§ What to do
Produce the listing below again, exactly as shown.

--- begin ---

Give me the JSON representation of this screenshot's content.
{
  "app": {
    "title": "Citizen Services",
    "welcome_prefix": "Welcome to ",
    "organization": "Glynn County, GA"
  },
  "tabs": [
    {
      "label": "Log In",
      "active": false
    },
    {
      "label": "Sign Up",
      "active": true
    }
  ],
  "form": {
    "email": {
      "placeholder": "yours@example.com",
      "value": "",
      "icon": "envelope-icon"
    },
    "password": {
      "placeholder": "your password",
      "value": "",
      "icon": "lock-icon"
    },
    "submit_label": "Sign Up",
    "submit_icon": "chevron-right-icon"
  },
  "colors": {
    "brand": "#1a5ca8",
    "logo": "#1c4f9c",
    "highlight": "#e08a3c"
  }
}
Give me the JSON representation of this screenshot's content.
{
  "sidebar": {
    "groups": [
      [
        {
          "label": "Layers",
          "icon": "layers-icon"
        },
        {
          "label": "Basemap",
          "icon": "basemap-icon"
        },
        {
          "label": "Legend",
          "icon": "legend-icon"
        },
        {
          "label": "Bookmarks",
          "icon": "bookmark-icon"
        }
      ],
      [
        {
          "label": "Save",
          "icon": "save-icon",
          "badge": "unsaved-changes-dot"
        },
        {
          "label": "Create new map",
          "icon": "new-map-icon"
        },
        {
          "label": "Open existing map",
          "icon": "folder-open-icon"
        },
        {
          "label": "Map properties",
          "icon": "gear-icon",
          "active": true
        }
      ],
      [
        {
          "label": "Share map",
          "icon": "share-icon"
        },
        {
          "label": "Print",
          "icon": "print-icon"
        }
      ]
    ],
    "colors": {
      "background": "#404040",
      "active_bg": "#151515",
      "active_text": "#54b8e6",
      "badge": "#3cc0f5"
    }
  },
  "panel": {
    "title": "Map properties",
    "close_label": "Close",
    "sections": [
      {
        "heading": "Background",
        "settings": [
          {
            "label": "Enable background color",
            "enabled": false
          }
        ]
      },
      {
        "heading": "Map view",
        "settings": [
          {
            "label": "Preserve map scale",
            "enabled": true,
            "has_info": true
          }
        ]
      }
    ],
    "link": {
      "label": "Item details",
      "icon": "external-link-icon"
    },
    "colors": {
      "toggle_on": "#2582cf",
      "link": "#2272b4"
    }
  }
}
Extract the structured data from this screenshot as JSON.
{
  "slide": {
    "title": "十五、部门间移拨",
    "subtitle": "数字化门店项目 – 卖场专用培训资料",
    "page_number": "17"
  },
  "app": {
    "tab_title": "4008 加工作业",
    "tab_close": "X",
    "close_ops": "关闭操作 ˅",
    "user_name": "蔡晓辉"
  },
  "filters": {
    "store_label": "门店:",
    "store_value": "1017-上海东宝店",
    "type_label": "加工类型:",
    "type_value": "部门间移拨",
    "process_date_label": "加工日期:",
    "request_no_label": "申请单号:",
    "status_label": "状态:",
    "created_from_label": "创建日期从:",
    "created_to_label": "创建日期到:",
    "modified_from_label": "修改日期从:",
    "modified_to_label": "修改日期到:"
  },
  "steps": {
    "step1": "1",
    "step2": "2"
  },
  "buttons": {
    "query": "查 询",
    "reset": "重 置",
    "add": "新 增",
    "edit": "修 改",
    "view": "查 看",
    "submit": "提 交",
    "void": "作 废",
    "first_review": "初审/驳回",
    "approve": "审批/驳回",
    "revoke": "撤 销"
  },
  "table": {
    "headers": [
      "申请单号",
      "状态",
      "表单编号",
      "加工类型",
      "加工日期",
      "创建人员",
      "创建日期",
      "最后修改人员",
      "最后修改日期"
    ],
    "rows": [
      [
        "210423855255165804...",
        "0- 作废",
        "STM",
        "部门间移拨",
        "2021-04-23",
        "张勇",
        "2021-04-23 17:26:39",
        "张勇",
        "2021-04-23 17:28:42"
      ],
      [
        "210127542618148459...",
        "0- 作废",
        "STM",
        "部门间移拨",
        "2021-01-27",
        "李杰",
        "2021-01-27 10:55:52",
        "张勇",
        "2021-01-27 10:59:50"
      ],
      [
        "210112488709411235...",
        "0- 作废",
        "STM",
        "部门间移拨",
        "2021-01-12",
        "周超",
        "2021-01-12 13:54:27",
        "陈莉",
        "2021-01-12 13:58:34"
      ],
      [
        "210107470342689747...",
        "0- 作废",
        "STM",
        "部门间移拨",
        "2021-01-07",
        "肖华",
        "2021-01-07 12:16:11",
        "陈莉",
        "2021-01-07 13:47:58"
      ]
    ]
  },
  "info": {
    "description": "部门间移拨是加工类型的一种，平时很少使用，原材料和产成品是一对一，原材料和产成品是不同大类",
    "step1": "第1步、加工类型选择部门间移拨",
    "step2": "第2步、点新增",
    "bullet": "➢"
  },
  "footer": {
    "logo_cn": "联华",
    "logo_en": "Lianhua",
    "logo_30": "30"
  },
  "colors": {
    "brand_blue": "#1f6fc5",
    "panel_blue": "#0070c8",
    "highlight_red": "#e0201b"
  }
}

--- end ---

§ Result
Give me the JSON representation of this screenshot's content.
{
  "app": {
    "title": "Citizen Services",
    "welcome_prefix": "Welcome to ",
    "organization": "Glynn County, GA"
  },
  "tabs": [
    {
      "label": "Log In",
      "active": false
    },
    {
      "label": "Sign Up",
      "active": true
    }
  ],
  "form": {
    "email": {
      "placeholder": "yours@example.com",
      "value": "",
      "icon": "envelope-icon"
    },
    "password": {
      "placeholder": "your password",
      "value": "",
      "icon": "lock-icon"
    },
    "submit_label": "Sign Up",
    "submit_icon": "chevron-right-icon"
  },
  "colors": {
    "brand": "#1a5ca8",
    "logo": "#1c4f9c",
    "highlight": "#e08a3c"
  }
}
Give me the JSON representation of this screenshot's content.
{
  "sidebar": {
    "groups": [
      [
        {
          "label": "Layers",
          "icon": "layers-icon"
        },
        {
          "label": "Basemap",
          "icon": "basemap-icon"
        },
        {
          "label": "Legend",
          "icon": "legend-icon"
        },
        {
          "label": "Bookmarks",
          "icon": "bookmark-icon"
        }
      ],
      [
        {
          "label": "Save",
          "icon": "save-icon",
          "badge": "unsaved-changes-dot"
        },
        {
          "label": "Create new map",
          "icon": "new-map-icon"
        },
        {
          "label": "Open existing map",
          "icon": "folder-open-icon"
        },
        {
          "label": "Map properties",
          "icon": "gear-icon",
          "active": true
        }
      ],
      [
        {
          "label": "Share map",
          "icon": "share-icon"
        },
        {
          "label": "Print",
          "icon": "print-icon"
        }
      ]
    ],
    "colors": {
      "background": "#404040",
      "active_bg": "#151515",
      "active_text": "#54b8e6",
      "badge": "#3cc0f5"
    }
  },
  "panel": {
    "title": "Map properties",
    "close_label": "Close",
    "sections": [
      {
        "heading": "Background",
        "settings": [
          {
            "label": "Enable background color",
            "enabled": false
          }
        ]
      },
      {
        "heading": "Map view",
        "settings": [
          {
            "label": "Preserve map scale",
            "enabled": true,
            "has_info": true
          }
        ]
      }
    ],
    "link": {
      "label": "Item details",
      "icon": "external-link-icon"
    },
    "colors": {
      "toggle_on": "#2582cf",
      "link": "#2272b4"
    }
  }
}
Extract the structured data from this screenshot as JSON.
{
  "slide": {
    "title": "十五、部门间移拨",
    "subtitle": "数字化门店项目 – 卖场专用培训资料",
    "page_number": "17"
  },
  "app": {
    "tab_title": "4008 加工作业",
    "tab_close": "X",
    "close_ops": "关闭操作 ˅",
    "user_name": "蔡晓辉"
  },
  "filters": {
    "store_label": "门店:",
    "store_value": "1017-上海东宝店",
    "type_label": "加工类型:",
    "type_value": "部门间移拨",
    "process_date_label": "加工日期:",
    "request_no_label": "申请单号:",
    "status_label": "状态:",
    "created_from_label": "创建日期从:",
    "created_to_label": "创建日期到:",
    "modified_from_label": "修改日期从:",
    "modified_to_label": "修改日期到:"
  },
  "steps": {
    "step1": "1",
    "step2": "2"
  },
  "buttons": {
    "query": "查 询",
    "reset": "重 置",
    "add": "新 增",
    "edit": "修 改",
    "view": "查 看",
    "submit": "提 交",
    "void": "作 废",
    "first_review": "初审/驳回",
    "approve": "审批/驳回",
    "revoke": "撤 销"
  },
  "table": {
    "headers": [
      "申请单号",
      "状态",
      "表单编号",
      "加工类型",
      "加工日期",
      "创建人员",
      "创建日期",
      "最后修改人员",
      "最后修改日期"
    ],
    "rows": [
      [
        "210423855255165804...",
        "0- 作废",
        "STM",
        "部门间移拨",
        "2021-04-23",
        "张勇",
        "2021-04-23 17:26:39",
        "张勇",
        "2021-04-23 17:28:42"
      ],
      [
        "210127542618148459...",
        "0- 作废",
        "STM",
        "部门间移拨",
        "2021-01-27",
        "李杰",
        "2021-01-27 10:55:52",
        "张勇",
        "2021-01-27 10:59:50"
      ],
      [
        "210112488709411235...",
        "0- 作废",
        "STM",
        "部门间移拨",
        "2021-01-12",
        "周超",
        "2021-01-12 13:54:27",
        "陈莉",
        "2021-01-12 13:58:34"
      ],
      [
        "210107470342689747...",
        "0- 作废",
        "STM",
        "部门间移拨",
        "2021-01-07",
        "肖华",
        "2021-01-07 12:16:11",
        "陈莉",
        "2021-01-07 13:47:58"
      ]
    ]
  },
  "info": {
    "description": "部门间移拨是加工类型的一种，平时很少使用，原材料和产成品是一对一，原材料和产成品是不同大类",
    "step1": "第1步、加工类型选择部门间移拨",
    "step2": "第2步、点新增",
    "bullet": "➢"
  },
  "footer": {
    "logo_cn": "联华",
    "logo_en": "Lianhua",
    "logo_30": "30"
  },
  "colors": {
    "brand_blue": "#1f6fc5",
    "panel_blue": "#0070c8",
    "highlight_red": "#e0201b"
  }
}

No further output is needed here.